- [Job]
Count the lines containing "TradingView" in the entries underneath, and state that count without anything else.

- [Entries]
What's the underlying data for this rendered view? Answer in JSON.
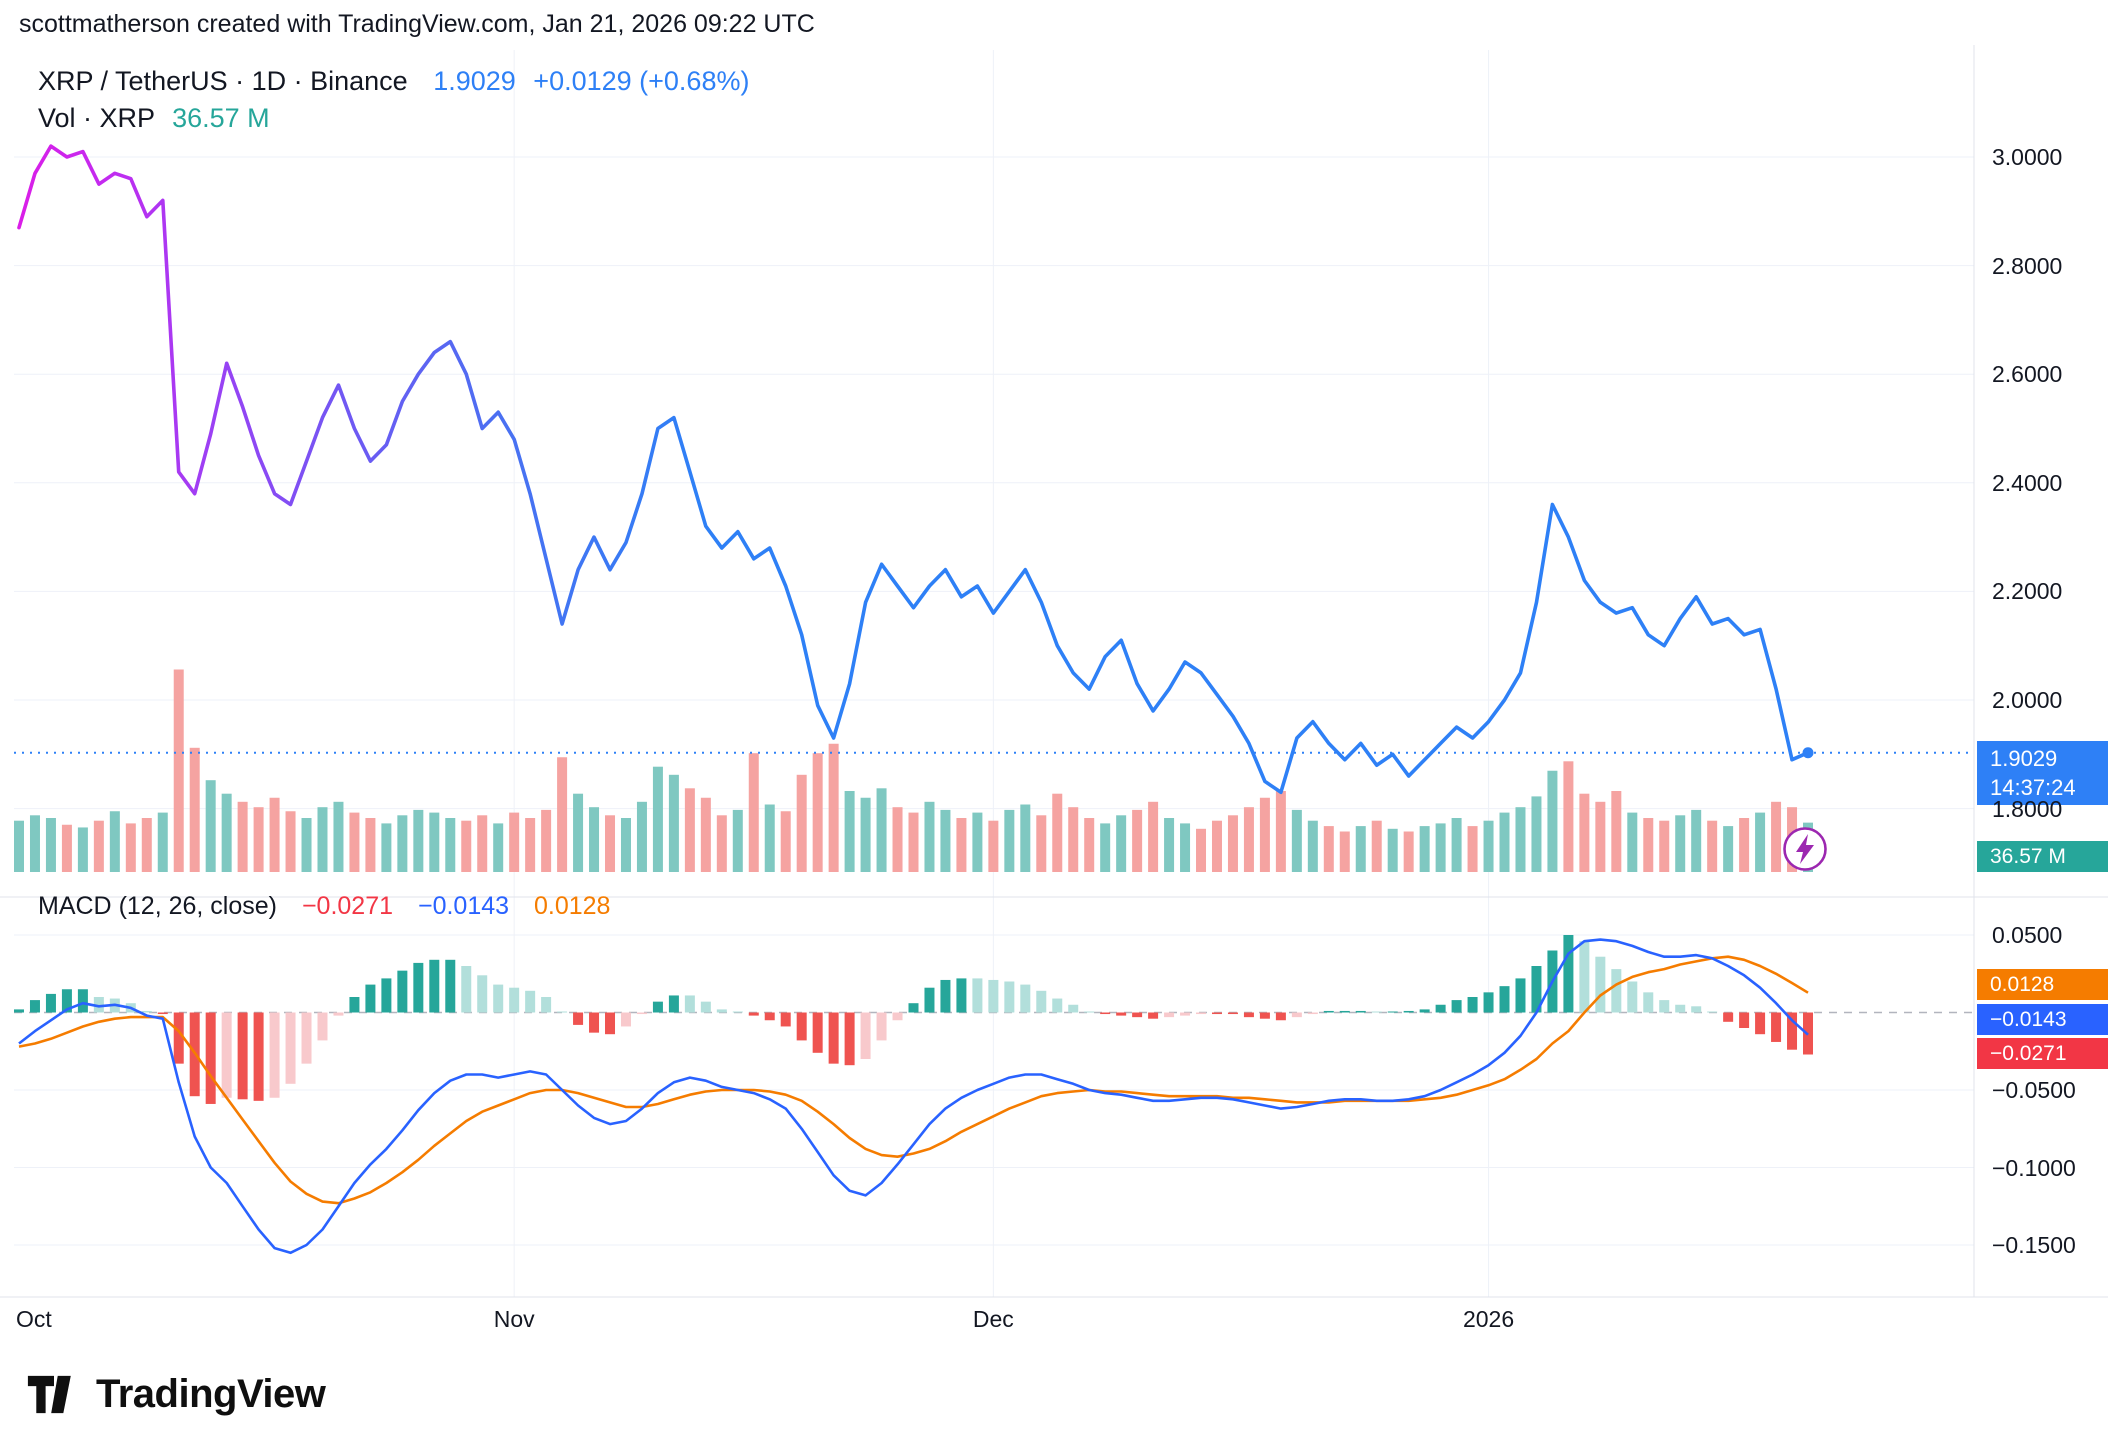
{
  "attribution": "scottmatherson created with TradingView.com, Jan 21, 2026 09:22 UTC",
  "header": {
    "title": "XRP / TetherUS · 1D · Binance",
    "price": "1.9029",
    "change": "+0.0129 (+0.68%)",
    "vol_label": "Vol · XRP",
    "vol_value": "36.57 M"
  },
  "macd_row": {
    "label": "MACD",
    "params": "(12, 26, close)",
    "hist": "−0.0271",
    "macd": "−0.0143",
    "signal": "0.0128"
  },
  "badges": {
    "price": "1.9029",
    "countdown": "14:37:24",
    "volume": "36.57 M",
    "signal": "0.0128",
    "macd": "−0.0143",
    "hist": "−0.0271"
  },
  "logo": {
    "text": "TradingView"
  },
  "colors": {
    "price_line_end": "#2e80f6",
    "macd_line": "#2962ff",
    "signal_line": "#f57c00",
    "vol_up": "#7fc8c1",
    "vol_down": "#f5a3a1",
    "hist_pos": "#26a69a",
    "hist_pos_light": "#b2dfdb",
    "hist_neg": "#ef5350",
    "hist_neg_light": "#f8c9cc",
    "badge_price": "#2e80f6",
    "badge_vol": "#26a69a",
    "badge_signal": "#f57c00",
    "badge_macd": "#2962ff",
    "badge_hist": "#f23645",
    "grid": "#eef1f8",
    "separator": "#e0e3eb",
    "zero_dash": "#b2b5be",
    "flag_purple": "#9c27b0",
    "accent_magenta": "#da1ee8",
    "text": "#131722"
  },
  "chart_data": {
    "type": "line",
    "title": "XRP / TetherUS · 1D · Binance",
    "last_price": 1.9029,
    "x_ticks": [
      {
        "label": "Oct",
        "day": 0
      },
      {
        "label": "Nov",
        "day": 31
      },
      {
        "label": "Dec",
        "day": 61
      },
      {
        "label": "2026",
        "day": 92
      }
    ],
    "price_axis": {
      "ticks": [
        3.0,
        2.8,
        2.6,
        2.4,
        2.2,
        2.0,
        1.8
      ]
    },
    "macd_axis": {
      "ticks": [
        0.05,
        -0.05,
        -0.1,
        -0.15
      ]
    },
    "price_gradient": [
      {
        "o": 0,
        "c": "#da1ee8"
      },
      {
        "o": 0.05,
        "c": "#c22bf0"
      },
      {
        "o": 0.11,
        "c": "#9a41f4"
      },
      {
        "o": 0.18,
        "c": "#7157f3"
      },
      {
        "o": 0.27,
        "c": "#4a70f2"
      },
      {
        "o": 0.38,
        "c": "#2e80f6"
      },
      {
        "o": 1,
        "c": "#2e80f6"
      }
    ],
    "close": [
      2.87,
      2.97,
      3.02,
      3.0,
      3.01,
      2.95,
      2.97,
      2.96,
      2.89,
      2.92,
      2.42,
      2.38,
      2.49,
      2.62,
      2.54,
      2.45,
      2.38,
      2.36,
      2.44,
      2.52,
      2.58,
      2.5,
      2.44,
      2.47,
      2.55,
      2.6,
      2.64,
      2.66,
      2.6,
      2.5,
      2.53,
      2.48,
      2.38,
      2.26,
      2.14,
      2.24,
      2.3,
      2.24,
      2.29,
      2.38,
      2.5,
      2.52,
      2.42,
      2.32,
      2.28,
      2.31,
      2.26,
      2.28,
      2.21,
      2.12,
      1.99,
      1.93,
      2.03,
      2.18,
      2.25,
      2.21,
      2.17,
      2.21,
      2.24,
      2.19,
      2.21,
      2.16,
      2.2,
      2.24,
      2.18,
      2.1,
      2.05,
      2.02,
      2.08,
      2.11,
      2.03,
      1.98,
      2.02,
      2.07,
      2.05,
      2.01,
      1.97,
      1.92,
      1.85,
      1.83,
      1.93,
      1.96,
      1.92,
      1.89,
      1.92,
      1.88,
      1.9,
      1.86,
      1.89,
      1.92,
      1.95,
      1.93,
      1.96,
      2.0,
      2.05,
      2.18,
      2.36,
      2.3,
      2.22,
      2.18,
      2.16,
      2.17,
      2.12,
      2.1,
      2.15,
      2.19,
      2.14,
      2.15,
      2.12,
      2.13,
      2.02,
      1.89,
      1.9029
    ],
    "volume": [
      38,
      42,
      40,
      35,
      33,
      38,
      45,
      36,
      40,
      44,
      150,
      92,
      68,
      58,
      52,
      48,
      55,
      45,
      40,
      48,
      52,
      44,
      40,
      36,
      42,
      46,
      44,
      40,
      38,
      42,
      36,
      44,
      40,
      46,
      85,
      58,
      48,
      42,
      40,
      52,
      78,
      72,
      62,
      55,
      42,
      46,
      88,
      50,
      45,
      72,
      88,
      95,
      60,
      55,
      62,
      48,
      44,
      52,
      46,
      40,
      44,
      38,
      46,
      50,
      42,
      58,
      48,
      40,
      36,
      42,
      46,
      52,
      40,
      36,
      32,
      38,
      42,
      48,
      55,
      60,
      46,
      38,
      34,
      30,
      34,
      38,
      32,
      30,
      34,
      36,
      40,
      34,
      38,
      44,
      48,
      56,
      75,
      82,
      58,
      52,
      60,
      44,
      40,
      38,
      42,
      46,
      38,
      34,
      40,
      44,
      52,
      48,
      36.57
    ],
    "macd": [
      -0.02,
      -0.012,
      -0.005,
      0.002,
      0.006,
      0.004,
      0.005,
      0.003,
      -0.002,
      -0.004,
      -0.045,
      -0.08,
      -0.1,
      -0.11,
      -0.125,
      -0.14,
      -0.152,
      -0.155,
      -0.15,
      -0.14,
      -0.125,
      -0.11,
      -0.098,
      -0.088,
      -0.076,
      -0.063,
      -0.052,
      -0.044,
      -0.04,
      -0.04,
      -0.042,
      -0.04,
      -0.038,
      -0.04,
      -0.05,
      -0.06,
      -0.068,
      -0.072,
      -0.07,
      -0.062,
      -0.052,
      -0.045,
      -0.042,
      -0.044,
      -0.048,
      -0.05,
      -0.052,
      -0.056,
      -0.062,
      -0.075,
      -0.09,
      -0.105,
      -0.115,
      -0.118,
      -0.11,
      -0.098,
      -0.085,
      -0.072,
      -0.062,
      -0.055,
      -0.05,
      -0.046,
      -0.042,
      -0.04,
      -0.04,
      -0.043,
      -0.046,
      -0.05,
      -0.052,
      -0.053,
      -0.055,
      -0.057,
      -0.057,
      -0.056,
      -0.055,
      -0.055,
      -0.056,
      -0.058,
      -0.06,
      -0.062,
      -0.061,
      -0.059,
      -0.057,
      -0.056,
      -0.056,
      -0.057,
      -0.057,
      -0.056,
      -0.054,
      -0.05,
      -0.045,
      -0.04,
      -0.034,
      -0.026,
      -0.015,
      0.0,
      0.02,
      0.038,
      0.046,
      0.047,
      0.046,
      0.043,
      0.039,
      0.036,
      0.036,
      0.037,
      0.035,
      0.03,
      0.024,
      0.016,
      0.006,
      -0.005,
      -0.0143
    ],
    "signal": [
      -0.022,
      -0.02,
      -0.017,
      -0.013,
      -0.009,
      -0.006,
      -0.004,
      -0.003,
      -0.003,
      -0.003,
      -0.012,
      -0.026,
      -0.041,
      -0.055,
      -0.069,
      -0.083,
      -0.097,
      -0.109,
      -0.117,
      -0.122,
      -0.123,
      -0.12,
      -0.116,
      -0.11,
      -0.103,
      -0.095,
      -0.086,
      -0.078,
      -0.07,
      -0.064,
      -0.06,
      -0.056,
      -0.052,
      -0.05,
      -0.05,
      -0.052,
      -0.055,
      -0.058,
      -0.061,
      -0.061,
      -0.059,
      -0.056,
      -0.053,
      -0.051,
      -0.05,
      -0.05,
      -0.05,
      -0.051,
      -0.053,
      -0.057,
      -0.064,
      -0.072,
      -0.081,
      -0.088,
      -0.092,
      -0.093,
      -0.091,
      -0.088,
      -0.083,
      -0.077,
      -0.072,
      -0.067,
      -0.062,
      -0.058,
      -0.054,
      -0.052,
      -0.051,
      -0.05,
      -0.051,
      -0.051,
      -0.052,
      -0.053,
      -0.054,
      -0.054,
      -0.054,
      -0.054,
      -0.055,
      -0.055,
      -0.056,
      -0.057,
      -0.058,
      -0.058,
      -0.058,
      -0.057,
      -0.057,
      -0.057,
      -0.057,
      -0.057,
      -0.056,
      -0.055,
      -0.053,
      -0.05,
      -0.047,
      -0.043,
      -0.037,
      -0.03,
      -0.02,
      -0.012,
      0.0,
      0.011,
      0.018,
      0.023,
      0.026,
      0.028,
      0.031,
      0.033,
      0.035,
      0.036,
      0.034,
      0.03,
      0.025,
      0.019,
      0.0128
    ]
  }
}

- [Answer below]
2